◆ Brief: Give every entry again, word for word.

^^^^^^^^

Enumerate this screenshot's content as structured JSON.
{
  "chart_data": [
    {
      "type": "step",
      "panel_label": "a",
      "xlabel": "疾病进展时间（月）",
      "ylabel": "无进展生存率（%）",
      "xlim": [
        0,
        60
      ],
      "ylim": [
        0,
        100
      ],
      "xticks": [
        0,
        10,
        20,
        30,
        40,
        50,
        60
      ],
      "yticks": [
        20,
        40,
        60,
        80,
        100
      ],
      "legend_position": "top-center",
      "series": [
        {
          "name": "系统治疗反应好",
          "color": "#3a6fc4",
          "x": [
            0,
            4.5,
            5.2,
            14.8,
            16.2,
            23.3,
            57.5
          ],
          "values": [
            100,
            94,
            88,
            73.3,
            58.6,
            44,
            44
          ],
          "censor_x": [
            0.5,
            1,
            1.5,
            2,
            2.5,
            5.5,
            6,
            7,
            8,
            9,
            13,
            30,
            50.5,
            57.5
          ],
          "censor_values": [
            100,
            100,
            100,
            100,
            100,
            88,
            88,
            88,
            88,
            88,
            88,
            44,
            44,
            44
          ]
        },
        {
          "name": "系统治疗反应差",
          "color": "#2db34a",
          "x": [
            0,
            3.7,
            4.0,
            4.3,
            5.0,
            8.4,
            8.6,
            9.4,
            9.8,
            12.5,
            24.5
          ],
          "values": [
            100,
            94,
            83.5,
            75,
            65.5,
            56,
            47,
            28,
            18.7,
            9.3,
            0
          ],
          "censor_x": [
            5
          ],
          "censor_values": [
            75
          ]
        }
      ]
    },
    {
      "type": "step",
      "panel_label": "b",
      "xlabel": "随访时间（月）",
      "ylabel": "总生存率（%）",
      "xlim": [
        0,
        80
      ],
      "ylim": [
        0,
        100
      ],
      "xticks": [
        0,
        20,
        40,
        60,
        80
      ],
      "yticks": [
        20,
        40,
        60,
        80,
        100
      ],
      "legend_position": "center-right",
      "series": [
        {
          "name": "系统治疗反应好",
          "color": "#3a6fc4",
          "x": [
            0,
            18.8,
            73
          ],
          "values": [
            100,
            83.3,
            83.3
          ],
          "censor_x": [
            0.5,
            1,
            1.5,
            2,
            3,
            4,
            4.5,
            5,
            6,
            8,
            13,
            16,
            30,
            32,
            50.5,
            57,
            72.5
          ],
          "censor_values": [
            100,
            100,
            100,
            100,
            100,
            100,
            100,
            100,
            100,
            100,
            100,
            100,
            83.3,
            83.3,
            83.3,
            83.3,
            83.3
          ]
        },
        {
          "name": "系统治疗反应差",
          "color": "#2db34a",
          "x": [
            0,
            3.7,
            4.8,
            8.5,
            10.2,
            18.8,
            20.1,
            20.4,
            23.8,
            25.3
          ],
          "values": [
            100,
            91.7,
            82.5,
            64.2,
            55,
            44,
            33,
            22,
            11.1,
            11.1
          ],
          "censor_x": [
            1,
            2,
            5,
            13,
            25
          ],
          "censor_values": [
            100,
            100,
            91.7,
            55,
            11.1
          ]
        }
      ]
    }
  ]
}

^^^^^^^^

◆ Written answer:
Enumerate this screenshot's content as structured JSON.
{
  "chart_data": [
    {
      "type": "step",
      "panel_label": "a",
      "xlabel": "疾病进展时间（月）",
      "ylabel": "无进展生存率（%）",
      "xlim": [
        0,
        60
      ],
      "ylim": [
        0,
        100
      ],
      "xticks": [
        0,
        10,
        20,
        30,
        40,
        50,
        60
      ],
      "yticks": [
        20,
        40,
        60,
        80,
        100
      ],
      "legend_position": "top-center",
      "series": [
        {
          "name": "系统治疗反应好",
          "color": "#3a6fc4",
          "x": [
            0,
            4.5,
            5.2,
            14.8,
            16.2,
            23.3,
            57.5
          ],
          "values": [
            100,
            94,
            88,
            73.3,
            58.6,
            44,
            44
          ],
          "censor_x": [
            0.5,
            1,
            1.5,
            2,
            2.5,
            5.5,
            6,
            7,
            8,
            9,
            13,
            30,
            50.5,
            57.5
          ],
          "censor_values": [
            100,
            100,
            100,
            100,
            100,
            88,
            88,
            88,
            88,
            88,
            88,
            44,
            44,
            44
          ]
        },
        {
          "name": "系统治疗反应差",
          "color": "#2db34a",
          "x": [
            0,
            3.7,
            4.0,
            4.3,
            5.0,
            8.4,
            8.6,
            9.4,
            9.8,
            12.5,
            24.5
          ],
          "values": [
            100,
            94,
            83.5,
            75,
            65.5,
            56,
            47,
            28,
            18.7,
            9.3,
            0
          ],
          "censor_x": [
            5
          ],
          "censor_values": [
            75
          ]
        }
      ]
    },
    {
      "type": "step",
      "panel_label": "b",
      "xlabel": "随访时间（月）",
      "ylabel": "总生存率（%）",
      "xlim": [
        0,
        80
      ],
      "ylim": [
        0,
        100
      ],
      "xticks": [
        0,
        20,
        40,
        60,
        80
      ],
      "yticks": [
        20,
        40,
        60,
        80,
        100
      ],
      "legend_position": "center-right",
      "series": [
        {
          "name": "系统治疗反应好",
          "color": "#3a6fc4",
          "x": [
            0,
            18.8,
            73
          ],
          "values": [
            100,
            83.3,
            83.3
          ],
          "censor_x": [
            0.5,
            1,
            1.5,
            2,
            3,
            4,
            4.5,
            5,
            6,
            8,
            13,
            16,
            30,
            32,
            50.5,
            57,
            72.5
          ],
          "censor_values": [
            100,
            100,
            100,
            100,
            100,
            100,
            100,
            100,
            100,
            100,
            100,
            100,
            83.3,
            83.3,
            83.3,
            83.3,
            83.3
          ]
        },
        {
          "name": "系统治疗反应差",
          "color": "#2db34a",
          "x": [
            0,
            3.7,
            4.8,
            8.5,
            10.2,
            18.8,
            20.1,
            20.4,
            23.8,
            25.3
          ],
          "values": [
            100,
            91.7,
            82.5,
            64.2,
            55,
            44,
            33,
            22,
            11.1,
            11.1
          ],
          "censor_x": [
            1,
            2,
            5,
            13,
            25
          ],
          "censor_values": [
            100,
            100,
            91.7,
            55,
            11.1
          ]
        }
      ]
    }
  ]
}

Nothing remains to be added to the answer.